[Extracted data entries]
###
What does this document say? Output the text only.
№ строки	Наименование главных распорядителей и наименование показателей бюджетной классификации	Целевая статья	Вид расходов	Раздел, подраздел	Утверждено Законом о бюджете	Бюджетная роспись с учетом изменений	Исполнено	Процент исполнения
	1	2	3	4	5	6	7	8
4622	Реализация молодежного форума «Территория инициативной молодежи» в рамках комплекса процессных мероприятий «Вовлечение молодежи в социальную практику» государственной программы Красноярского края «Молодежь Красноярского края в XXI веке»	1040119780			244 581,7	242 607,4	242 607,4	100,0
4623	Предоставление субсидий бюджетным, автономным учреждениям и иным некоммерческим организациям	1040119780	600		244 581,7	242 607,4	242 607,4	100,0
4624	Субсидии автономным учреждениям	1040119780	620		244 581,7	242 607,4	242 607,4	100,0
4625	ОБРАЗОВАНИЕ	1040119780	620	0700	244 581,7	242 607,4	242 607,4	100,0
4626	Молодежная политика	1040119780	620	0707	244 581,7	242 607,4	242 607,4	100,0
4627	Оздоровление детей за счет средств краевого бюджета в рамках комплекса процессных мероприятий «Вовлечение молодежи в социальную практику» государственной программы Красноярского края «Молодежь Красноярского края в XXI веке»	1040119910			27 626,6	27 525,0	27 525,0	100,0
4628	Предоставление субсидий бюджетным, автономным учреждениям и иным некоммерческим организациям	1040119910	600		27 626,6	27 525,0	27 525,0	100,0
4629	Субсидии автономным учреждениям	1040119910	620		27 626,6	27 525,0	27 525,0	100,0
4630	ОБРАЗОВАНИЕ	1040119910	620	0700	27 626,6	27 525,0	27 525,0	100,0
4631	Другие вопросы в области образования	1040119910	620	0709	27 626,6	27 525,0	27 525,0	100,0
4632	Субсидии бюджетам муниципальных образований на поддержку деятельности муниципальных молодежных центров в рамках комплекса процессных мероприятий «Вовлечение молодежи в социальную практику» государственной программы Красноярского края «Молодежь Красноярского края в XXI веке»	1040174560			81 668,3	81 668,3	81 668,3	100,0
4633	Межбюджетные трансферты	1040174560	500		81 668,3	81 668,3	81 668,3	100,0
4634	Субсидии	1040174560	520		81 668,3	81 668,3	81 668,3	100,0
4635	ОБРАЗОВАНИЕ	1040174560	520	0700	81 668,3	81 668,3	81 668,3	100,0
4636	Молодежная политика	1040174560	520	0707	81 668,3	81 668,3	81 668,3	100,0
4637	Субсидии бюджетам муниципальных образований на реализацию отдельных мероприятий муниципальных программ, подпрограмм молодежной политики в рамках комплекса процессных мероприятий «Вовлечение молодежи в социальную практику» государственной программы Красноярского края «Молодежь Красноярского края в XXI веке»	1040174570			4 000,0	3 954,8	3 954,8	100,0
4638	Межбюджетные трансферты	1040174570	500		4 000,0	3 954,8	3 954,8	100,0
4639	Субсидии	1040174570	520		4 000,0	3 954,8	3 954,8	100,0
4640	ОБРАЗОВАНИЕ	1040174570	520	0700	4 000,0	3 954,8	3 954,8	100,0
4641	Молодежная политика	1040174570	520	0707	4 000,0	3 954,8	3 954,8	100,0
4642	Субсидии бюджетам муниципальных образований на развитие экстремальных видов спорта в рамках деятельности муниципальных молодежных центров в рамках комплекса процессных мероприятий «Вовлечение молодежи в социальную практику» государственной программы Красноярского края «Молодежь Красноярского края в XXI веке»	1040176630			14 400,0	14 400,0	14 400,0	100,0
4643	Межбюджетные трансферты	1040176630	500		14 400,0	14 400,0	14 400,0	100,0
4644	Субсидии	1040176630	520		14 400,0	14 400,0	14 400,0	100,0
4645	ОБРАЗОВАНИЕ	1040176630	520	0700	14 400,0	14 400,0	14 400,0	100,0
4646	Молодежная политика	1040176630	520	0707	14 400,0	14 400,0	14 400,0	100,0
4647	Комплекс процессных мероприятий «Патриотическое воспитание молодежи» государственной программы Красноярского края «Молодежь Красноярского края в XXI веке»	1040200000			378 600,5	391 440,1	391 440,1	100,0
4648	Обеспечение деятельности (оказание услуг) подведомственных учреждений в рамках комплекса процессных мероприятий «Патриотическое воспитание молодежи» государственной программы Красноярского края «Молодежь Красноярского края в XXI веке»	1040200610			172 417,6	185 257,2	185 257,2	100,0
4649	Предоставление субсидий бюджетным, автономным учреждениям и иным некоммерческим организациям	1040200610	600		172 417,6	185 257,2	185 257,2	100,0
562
###
→ **PROBLEM DETAILS**
How many lines of these entries contain "Межбюджетные"? Answer with the number and nothing else.

→ **RESULT OF THE TASK**
3